TASK INSTRUCTIONS — Your answer should be a single number: the count of lines holding the word "this".

[GIVEN DATA start]

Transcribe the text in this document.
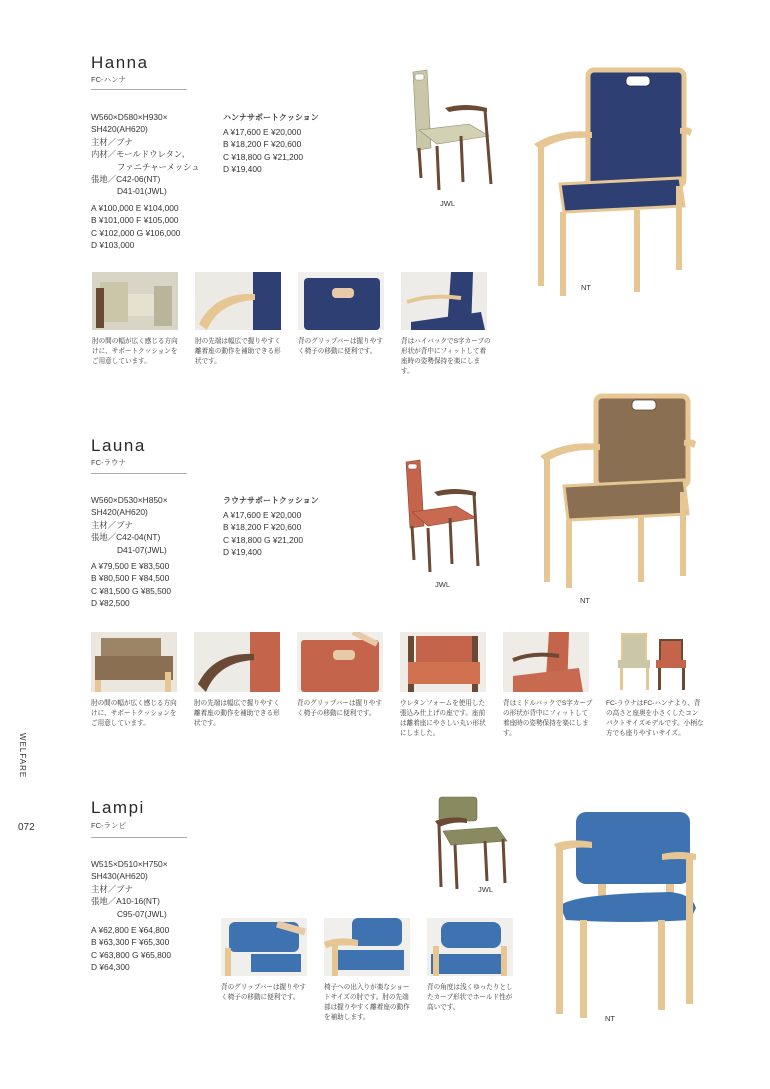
Hanna
FC-ハンナ
W560×D580×H930×
SH420(AH620)
主材／ブナ
内材／モールドウレタン、
ファニチャーメッシュ
張地／C42-06(NT)
D41-01(JWL)
A ¥100,000 E ¥104,000
B ¥101,000 F ¥105,000
C ¥102,000 G ¥106,000
D ¥103,000
ハンナサポートクッション
A ¥17,600 E ¥20,000
B ¥18,200 F ¥20,600
C ¥18,800 G ¥21,200
D ¥19,400
JWL
NT
肘の間の幅が広く感じる方向けに、サポートクッションをご用意しています。
肘の先端は幅広で握りやすく離着座の動作を補助できる形状です。
背のグリップバーは握りやすく椅子の移動に便利です。
背はハイバックでS字カーブの形状が背中にフィットして着座時の姿勢保持を楽にします。
Launa
FC-ラウナ
W560×D530×H850×
SH420(AH620)
主材／ブナ
張地／C42-04(NT)
D41-07(JWL)
A ¥79,500 E ¥83,500
B ¥80,500 F ¥84,500
C ¥81,500 G ¥85,500
D ¥82,500
ラウナサポートクッション
A ¥17,600 E ¥20,000
B ¥18,200 F ¥20,600
C ¥18,800 G ¥21,200
D ¥19,400
JWL
NT
肘の間の幅が広く感じる方向けに、サポートクッションをご用意しています。
肘の先端は幅広で握りやすく離着座の動作を補助できる形状です。
背のグリップバーは握りやすく椅子の移動に便利です。
ウレタンフォームを使用した張込み仕上げの座です。座前は離着座にやさしい丸い形状にしました。
背はミドルバックでS字カーブの形状が背中にフィットして着座時の姿勢保持を楽にします。
FC-ラウナはFC-ハンナより、背の高さと座奥を小さくしたコンパクトサイズモデルです。小柄な方でも座りやすいサイズ。
WELFARE
072
Lampi
FC-ランピ
W515×D510×H750×
SH430(AH620)
主材／ブナ
張地／A10-16(NT)
C95-07(JWL)
A ¥62,800 E ¥64,800
B ¥63,300 F ¥65,300
C ¥63,800 G ¥65,800
D ¥64,300
JWL
NT
背のグリップバーは握りやすく椅子の移動に便利です。
椅子への出入りが楽なショートサイズの肘です。肘の先端部は握りやすく離着座の動作を補助します。
背の角度は浅くゆったりとしたカーブ形状でホールド性が高いです。
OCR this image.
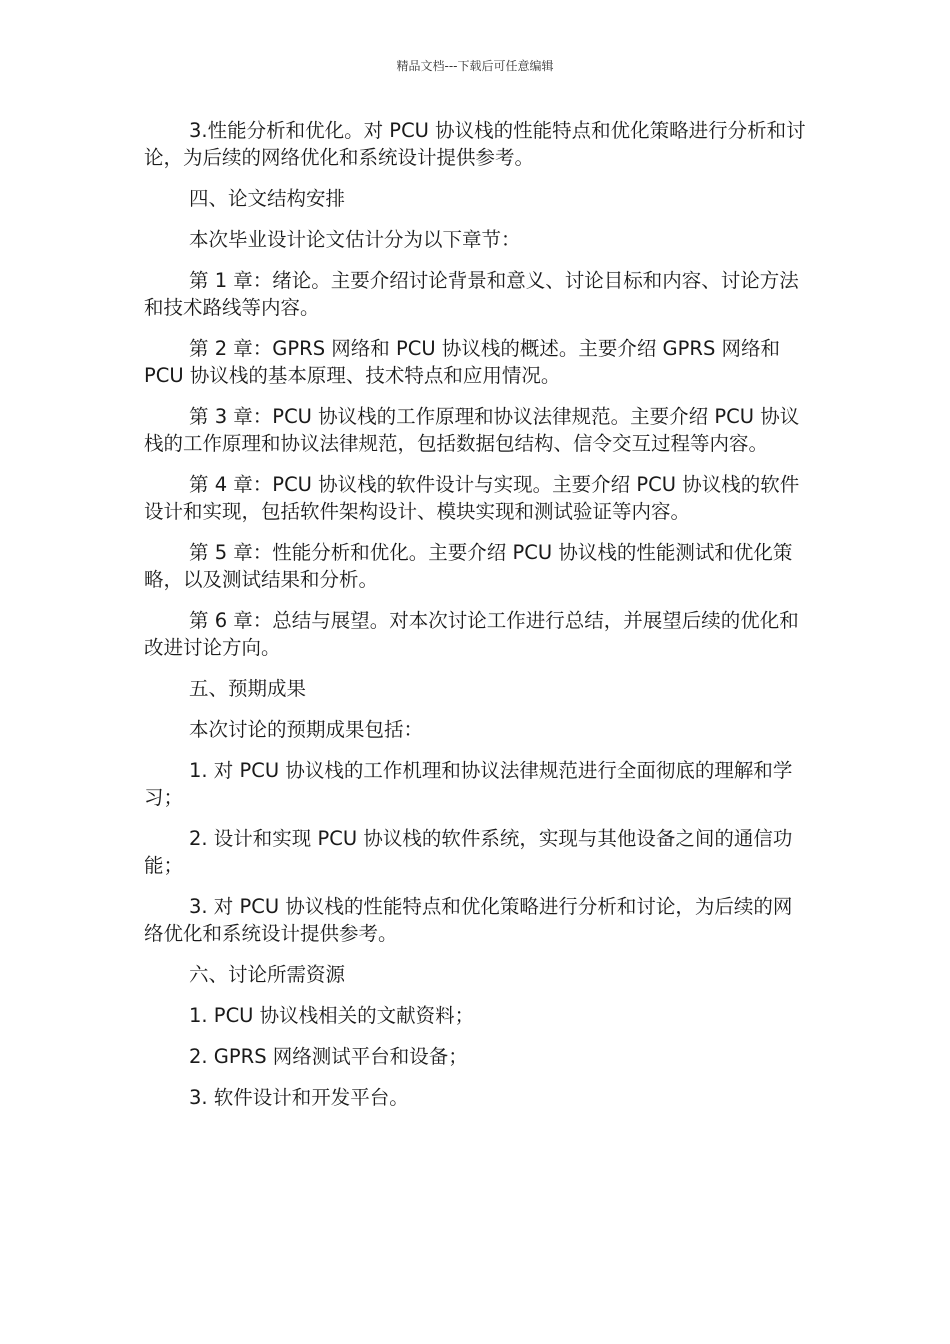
精品文档---下载后可任意编辑

3.性能分析和优化。对 PCU 协议栈的性能特点和优化策略进行分析和讨论，为后续的网络优化和系统设计提供参考。

四、论文结构安排

本次毕业设计论文估计分为以下章节：

第 1 章：绪论。主要介绍讨论背景和意义、讨论目标和内容、讨论方法和技术路线等内容。

第 2 章：GPRS 网络和 PCU 协议栈的概述。主要介绍 GPRS 网络和 PCU 协议栈的基本原理、技术特点和应用情况。

第 3 章：PCU 协议栈的工作原理和协议法律规范。主要介绍 PCU 协议栈的工作原理和协议法律规范，包括数据包结构、信令交互过程等内容。

第 4 章：PCU 协议栈的软件设计与实现。主要介绍 PCU 协议栈的软件设计和实现，包括软件架构设计、模块实现和测试验证等内容。

第 5 章：性能分析和优化。主要介绍 PCU 协议栈的性能测试和优化策略，以及测试结果和分析。

第 6 章：总结与展望。对本次讨论工作进行总结，并展望后续的优化和改进讨论方向。

五、预期成果

本次讨论的预期成果包括：

1. 对 PCU 协议栈的工作机理和协议法律规范进行全面彻底的理解和学习；

2. 设计和实现 PCU 协议栈的软件系统，实现与其他设备之间的通信功能；

3. 对 PCU 协议栈的性能特点和优化策略进行分析和讨论，为后续的网络优化和系统设计提供参考。

六、讨论所需资源

1. PCU 协议栈相关的文献资料；

2. GPRS 网络测试平台和设备；

3. 软件设计和开发平台。
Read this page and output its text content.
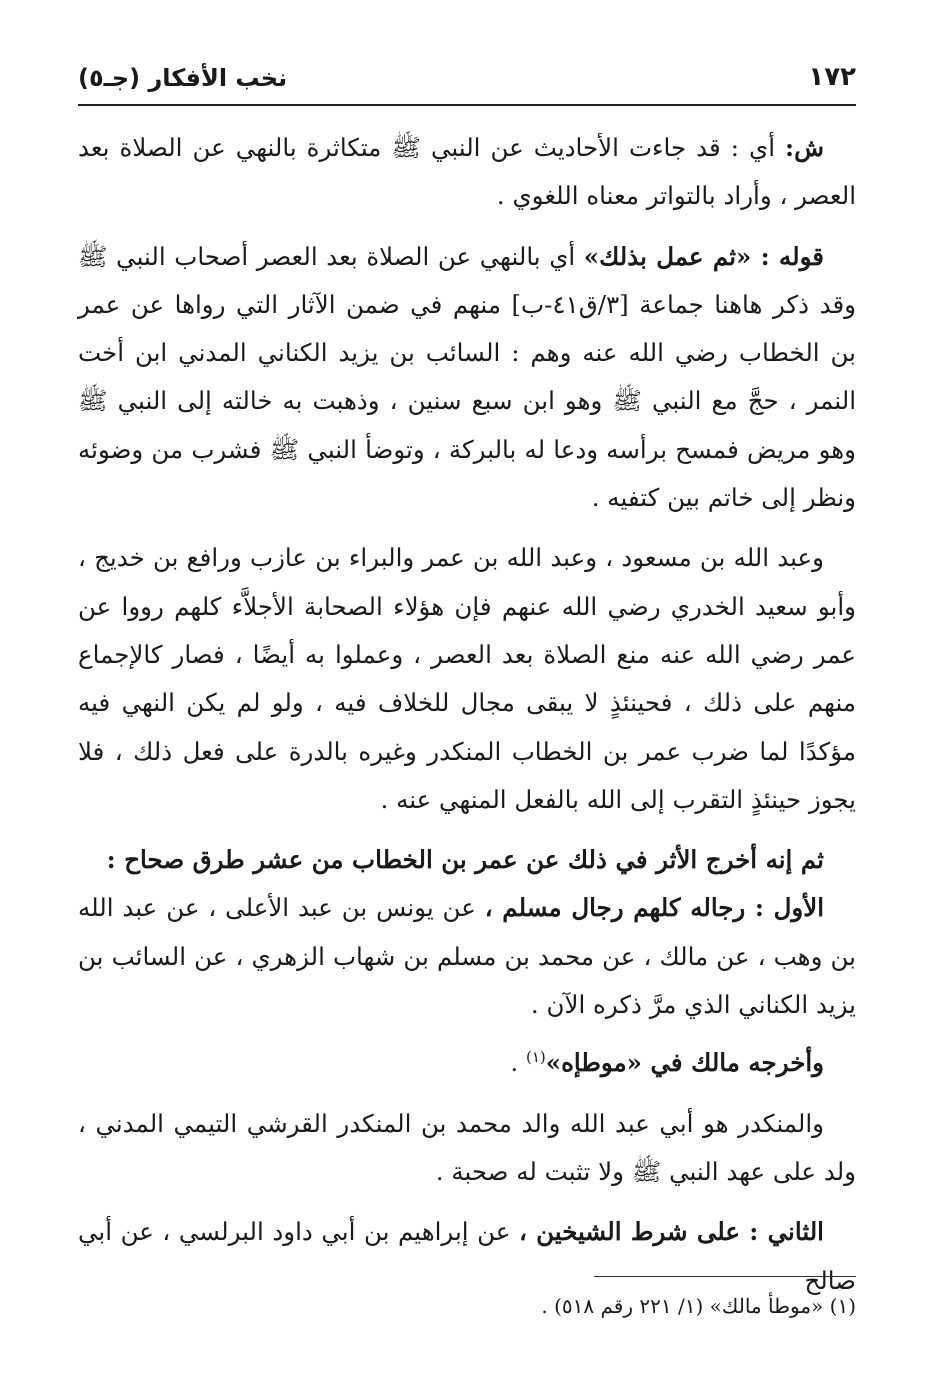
١٧٢
نخب الأفكار (جـ٥)

ش: أي : قد جاءت الأحاديث عن النبي ﷺ متكاثرة بالنهي عن الصلاة بعد العصر ، وأراد بالتواتر معناه اللغوي .

قوله : «ثم عمل بذلك» أي بالنهي عن الصلاة بعد العصر أصحاب النبي ﷺ وقد ذكر هاهنا جماعة [٣/ق٤١-ب] منهم في ضمن الآثار التي رواها عن عمر بن الخطاب رضي الله عنه وهم : السائب بن يزيد الكناني المدني ابن أخت النمر ، حجَّ مع النبي ﷺ وهو ابن سبع سنين ، وذهبت به خالته إلى النبي ﷺ وهو مريض فمسح برأسه ودعا له بالبركة ، وتوضأ النبي ﷺ فشرب من وضوئه ونظر إلى خاتم بين كتفيه .

وعبد الله بن مسعود ، وعبد الله بن عمر والبراء بن عازب ورافع بن خديج ، وأبو سعيد الخدري رضي الله عنهم فإن هؤلاء الصحابة الأجلاَّء كلهم رووا عن عمر رضي الله عنه منع الصلاة بعد العصر ، وعملوا به أيضًا ، فصار كالإجماع منهم على ذلك ، فحينئذٍ لا يبقى مجال للخلاف فيه ، ولو لم يكن النهي فيه مؤكدًا لما ضرب عمر بن الخطاب المنكدر وغيره بالدرة على فعل ذلك ، فلا يجوز حينئذٍ التقرب إلى الله بالفعل المنهي عنه .

ثم إنه أخرج الأثر في ذلك عن عمر بن الخطاب من عشر طرق صحاح :

الأول : رجاله كلهم رجال مسلم ، عن يونس بن عبد الأعلى ، عن عبد الله بن وهب ، عن مالك ، عن محمد بن مسلم بن شهاب الزهري ، عن السائب بن يزيد الكناني الذي مرَّ ذكره الآن .

وأخرجه مالك في «موطإه»$^{(١)}$ .

والمنكدر هو أبي عبد الله والد محمد بن المنكدر القرشي التيمي المدني ، ولد على عهد النبي ﷺ ولا تثبت له صحبة .

الثاني : على شرط الشيخين ، عن إبراهيم بن أبي داود البرلسي ، عن أبي صالح

(١) «موطأ مالك» (١/ ٢٢١ رقم ٥١٨) .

[GIVEN DATA end]

TASK OUTPUT — 3